(Dataset records)
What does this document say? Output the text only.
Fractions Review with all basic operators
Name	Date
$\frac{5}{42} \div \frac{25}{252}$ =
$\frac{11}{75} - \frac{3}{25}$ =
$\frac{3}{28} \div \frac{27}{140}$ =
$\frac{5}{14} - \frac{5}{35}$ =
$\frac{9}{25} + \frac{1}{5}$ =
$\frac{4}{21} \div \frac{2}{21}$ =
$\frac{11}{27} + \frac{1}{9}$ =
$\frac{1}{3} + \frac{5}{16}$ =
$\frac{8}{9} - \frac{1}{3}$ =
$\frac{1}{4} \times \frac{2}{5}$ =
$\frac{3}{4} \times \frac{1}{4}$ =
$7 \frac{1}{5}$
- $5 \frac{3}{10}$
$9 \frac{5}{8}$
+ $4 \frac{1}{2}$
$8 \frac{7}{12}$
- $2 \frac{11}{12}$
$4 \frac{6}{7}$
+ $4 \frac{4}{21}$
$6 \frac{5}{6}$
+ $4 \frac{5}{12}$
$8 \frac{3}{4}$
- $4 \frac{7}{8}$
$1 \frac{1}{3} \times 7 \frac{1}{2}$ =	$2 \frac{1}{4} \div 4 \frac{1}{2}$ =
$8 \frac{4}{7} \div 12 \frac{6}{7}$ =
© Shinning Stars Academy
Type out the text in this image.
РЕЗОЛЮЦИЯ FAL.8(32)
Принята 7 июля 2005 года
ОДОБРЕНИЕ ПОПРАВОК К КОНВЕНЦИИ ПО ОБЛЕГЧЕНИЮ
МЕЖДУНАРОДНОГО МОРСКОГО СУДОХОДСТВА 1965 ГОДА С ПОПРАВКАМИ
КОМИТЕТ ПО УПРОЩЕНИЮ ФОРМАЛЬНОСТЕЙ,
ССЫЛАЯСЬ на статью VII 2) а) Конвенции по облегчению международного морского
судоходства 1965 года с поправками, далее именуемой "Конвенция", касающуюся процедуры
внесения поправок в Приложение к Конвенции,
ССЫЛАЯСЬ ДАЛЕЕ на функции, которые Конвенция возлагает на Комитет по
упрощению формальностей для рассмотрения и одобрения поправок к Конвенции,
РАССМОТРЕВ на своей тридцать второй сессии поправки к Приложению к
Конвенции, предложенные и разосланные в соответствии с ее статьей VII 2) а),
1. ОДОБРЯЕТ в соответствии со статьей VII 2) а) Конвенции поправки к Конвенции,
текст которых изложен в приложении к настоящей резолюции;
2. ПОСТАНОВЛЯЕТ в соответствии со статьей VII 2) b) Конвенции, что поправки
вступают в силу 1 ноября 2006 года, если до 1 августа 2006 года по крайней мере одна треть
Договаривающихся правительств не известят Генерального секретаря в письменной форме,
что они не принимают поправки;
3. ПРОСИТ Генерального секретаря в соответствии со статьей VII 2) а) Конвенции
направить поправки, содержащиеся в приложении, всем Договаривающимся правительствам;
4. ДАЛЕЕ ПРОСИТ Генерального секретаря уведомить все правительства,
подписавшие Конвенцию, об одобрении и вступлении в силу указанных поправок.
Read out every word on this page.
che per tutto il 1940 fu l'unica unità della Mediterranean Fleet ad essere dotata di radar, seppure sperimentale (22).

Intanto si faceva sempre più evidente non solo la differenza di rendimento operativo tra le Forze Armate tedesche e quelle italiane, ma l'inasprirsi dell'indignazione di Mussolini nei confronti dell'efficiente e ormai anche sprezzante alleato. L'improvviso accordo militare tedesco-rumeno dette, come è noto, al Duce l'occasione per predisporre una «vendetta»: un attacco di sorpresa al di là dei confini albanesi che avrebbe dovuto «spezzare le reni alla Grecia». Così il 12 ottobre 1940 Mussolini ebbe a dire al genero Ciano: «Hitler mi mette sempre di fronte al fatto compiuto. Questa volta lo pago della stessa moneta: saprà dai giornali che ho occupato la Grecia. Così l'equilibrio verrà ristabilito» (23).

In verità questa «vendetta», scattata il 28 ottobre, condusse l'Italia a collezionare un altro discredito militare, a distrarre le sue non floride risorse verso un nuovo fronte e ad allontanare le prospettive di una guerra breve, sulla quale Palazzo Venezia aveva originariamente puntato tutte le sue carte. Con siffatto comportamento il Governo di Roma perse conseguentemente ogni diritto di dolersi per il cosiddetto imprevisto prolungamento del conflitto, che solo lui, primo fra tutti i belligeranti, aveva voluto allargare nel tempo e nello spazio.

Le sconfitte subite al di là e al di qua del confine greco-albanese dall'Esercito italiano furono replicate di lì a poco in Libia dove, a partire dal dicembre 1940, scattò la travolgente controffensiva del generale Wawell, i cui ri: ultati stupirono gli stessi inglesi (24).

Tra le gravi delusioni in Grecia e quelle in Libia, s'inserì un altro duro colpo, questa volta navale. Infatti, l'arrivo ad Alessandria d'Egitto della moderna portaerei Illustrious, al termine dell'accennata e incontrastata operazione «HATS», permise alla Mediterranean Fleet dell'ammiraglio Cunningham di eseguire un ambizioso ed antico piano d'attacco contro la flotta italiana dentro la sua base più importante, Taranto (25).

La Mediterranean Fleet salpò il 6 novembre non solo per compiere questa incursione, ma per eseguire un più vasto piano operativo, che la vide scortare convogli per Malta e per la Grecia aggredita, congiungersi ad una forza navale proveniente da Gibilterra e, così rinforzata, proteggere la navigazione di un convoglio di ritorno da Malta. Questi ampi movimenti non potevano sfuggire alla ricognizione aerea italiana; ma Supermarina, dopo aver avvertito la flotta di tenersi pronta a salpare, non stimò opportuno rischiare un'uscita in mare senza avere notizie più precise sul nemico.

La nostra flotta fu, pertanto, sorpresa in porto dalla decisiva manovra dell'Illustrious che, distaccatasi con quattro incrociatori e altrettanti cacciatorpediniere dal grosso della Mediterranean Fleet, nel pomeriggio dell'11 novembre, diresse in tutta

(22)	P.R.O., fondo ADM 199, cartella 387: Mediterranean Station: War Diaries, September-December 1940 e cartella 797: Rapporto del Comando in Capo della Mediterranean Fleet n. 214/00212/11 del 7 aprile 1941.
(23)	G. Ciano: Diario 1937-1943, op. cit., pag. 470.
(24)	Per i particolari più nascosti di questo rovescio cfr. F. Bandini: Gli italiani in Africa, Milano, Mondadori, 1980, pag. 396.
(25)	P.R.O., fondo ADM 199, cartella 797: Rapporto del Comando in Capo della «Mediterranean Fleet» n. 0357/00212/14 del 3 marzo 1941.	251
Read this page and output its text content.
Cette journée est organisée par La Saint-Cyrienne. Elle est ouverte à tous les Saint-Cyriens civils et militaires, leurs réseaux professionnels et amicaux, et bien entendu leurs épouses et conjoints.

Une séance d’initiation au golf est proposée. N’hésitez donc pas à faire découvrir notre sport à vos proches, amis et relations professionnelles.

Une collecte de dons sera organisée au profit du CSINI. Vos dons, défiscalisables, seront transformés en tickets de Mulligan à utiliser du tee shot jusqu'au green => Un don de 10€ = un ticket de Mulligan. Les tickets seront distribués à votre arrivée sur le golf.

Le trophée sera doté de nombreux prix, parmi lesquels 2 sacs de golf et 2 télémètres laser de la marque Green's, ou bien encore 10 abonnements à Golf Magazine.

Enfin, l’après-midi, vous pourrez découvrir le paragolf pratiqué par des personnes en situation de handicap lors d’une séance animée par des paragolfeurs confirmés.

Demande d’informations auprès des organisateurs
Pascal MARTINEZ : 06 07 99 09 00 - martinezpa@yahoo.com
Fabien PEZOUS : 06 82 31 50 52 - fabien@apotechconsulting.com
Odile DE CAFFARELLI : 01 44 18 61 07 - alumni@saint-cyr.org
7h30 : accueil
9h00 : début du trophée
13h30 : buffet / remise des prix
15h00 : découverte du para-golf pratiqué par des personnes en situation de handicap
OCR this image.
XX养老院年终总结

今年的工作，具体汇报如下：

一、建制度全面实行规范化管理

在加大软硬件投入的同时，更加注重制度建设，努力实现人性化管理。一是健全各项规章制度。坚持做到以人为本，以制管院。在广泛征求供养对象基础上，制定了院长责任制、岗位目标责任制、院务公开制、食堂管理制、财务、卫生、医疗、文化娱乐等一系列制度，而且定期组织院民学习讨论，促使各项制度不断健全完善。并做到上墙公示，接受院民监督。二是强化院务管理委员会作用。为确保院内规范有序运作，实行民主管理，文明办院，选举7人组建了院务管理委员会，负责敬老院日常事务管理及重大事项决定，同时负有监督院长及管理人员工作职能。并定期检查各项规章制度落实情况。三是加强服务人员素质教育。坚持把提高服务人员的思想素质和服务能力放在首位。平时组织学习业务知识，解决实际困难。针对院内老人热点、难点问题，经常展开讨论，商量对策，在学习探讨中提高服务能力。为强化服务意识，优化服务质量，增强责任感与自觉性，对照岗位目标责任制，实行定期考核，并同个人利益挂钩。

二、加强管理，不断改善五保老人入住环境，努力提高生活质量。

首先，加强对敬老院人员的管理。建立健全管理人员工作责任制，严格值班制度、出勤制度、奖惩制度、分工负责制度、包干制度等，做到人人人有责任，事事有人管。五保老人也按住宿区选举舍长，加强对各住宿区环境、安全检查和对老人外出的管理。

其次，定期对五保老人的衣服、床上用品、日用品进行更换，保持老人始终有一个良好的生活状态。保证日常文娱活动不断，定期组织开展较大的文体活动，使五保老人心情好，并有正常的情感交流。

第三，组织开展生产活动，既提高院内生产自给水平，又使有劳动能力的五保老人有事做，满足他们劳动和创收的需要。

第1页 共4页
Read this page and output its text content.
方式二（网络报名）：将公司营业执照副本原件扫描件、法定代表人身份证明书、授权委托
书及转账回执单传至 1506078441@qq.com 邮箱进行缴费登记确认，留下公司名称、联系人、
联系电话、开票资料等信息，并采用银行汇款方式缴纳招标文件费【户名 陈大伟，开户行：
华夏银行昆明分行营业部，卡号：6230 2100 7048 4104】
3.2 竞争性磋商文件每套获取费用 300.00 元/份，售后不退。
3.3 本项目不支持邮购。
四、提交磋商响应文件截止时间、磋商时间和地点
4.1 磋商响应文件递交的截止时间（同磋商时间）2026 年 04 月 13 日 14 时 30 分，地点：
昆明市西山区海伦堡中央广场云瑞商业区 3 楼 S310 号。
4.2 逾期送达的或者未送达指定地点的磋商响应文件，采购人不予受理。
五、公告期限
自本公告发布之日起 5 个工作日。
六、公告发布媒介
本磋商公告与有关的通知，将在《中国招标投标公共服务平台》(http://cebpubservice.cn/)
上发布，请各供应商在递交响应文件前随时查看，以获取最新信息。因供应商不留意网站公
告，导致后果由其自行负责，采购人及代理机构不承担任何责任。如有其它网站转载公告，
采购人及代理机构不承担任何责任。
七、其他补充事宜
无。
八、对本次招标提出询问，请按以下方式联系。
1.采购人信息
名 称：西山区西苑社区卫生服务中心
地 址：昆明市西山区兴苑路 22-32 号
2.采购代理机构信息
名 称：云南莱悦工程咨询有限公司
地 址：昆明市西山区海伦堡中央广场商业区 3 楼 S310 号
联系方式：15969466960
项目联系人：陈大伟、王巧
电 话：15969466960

What is asked = Copy every line from the entries that contains the word "Illustrious".

The solution =
Tra le gravi delusioni in Grecia e quelle in Libia, s'inserì un altro duro colpo, questa volta navale. Infatti, l'arrivo ad Alessandria d'Egitto della moderna portaerei Illustrious, al termine dell'accennata e incontrastata operazione «HATS», permise alla Mediterranean Fleet dell'ammiraglio Cunningham di eseguire un ambizioso ed antico piano d'attacco contro la flotta italiana dentro la sua base più importante, Taranto (25).
La nostra flotta fu, pertanto, sorpresa in porto dalla decisiva manovra dell'Illustrious che, distaccatasi con quattro incrociatori e altrettanti cacciatorpediniere dal grosso della Mediterranean Fleet, nel pomeriggio dell'11 novembre, diresse in tutta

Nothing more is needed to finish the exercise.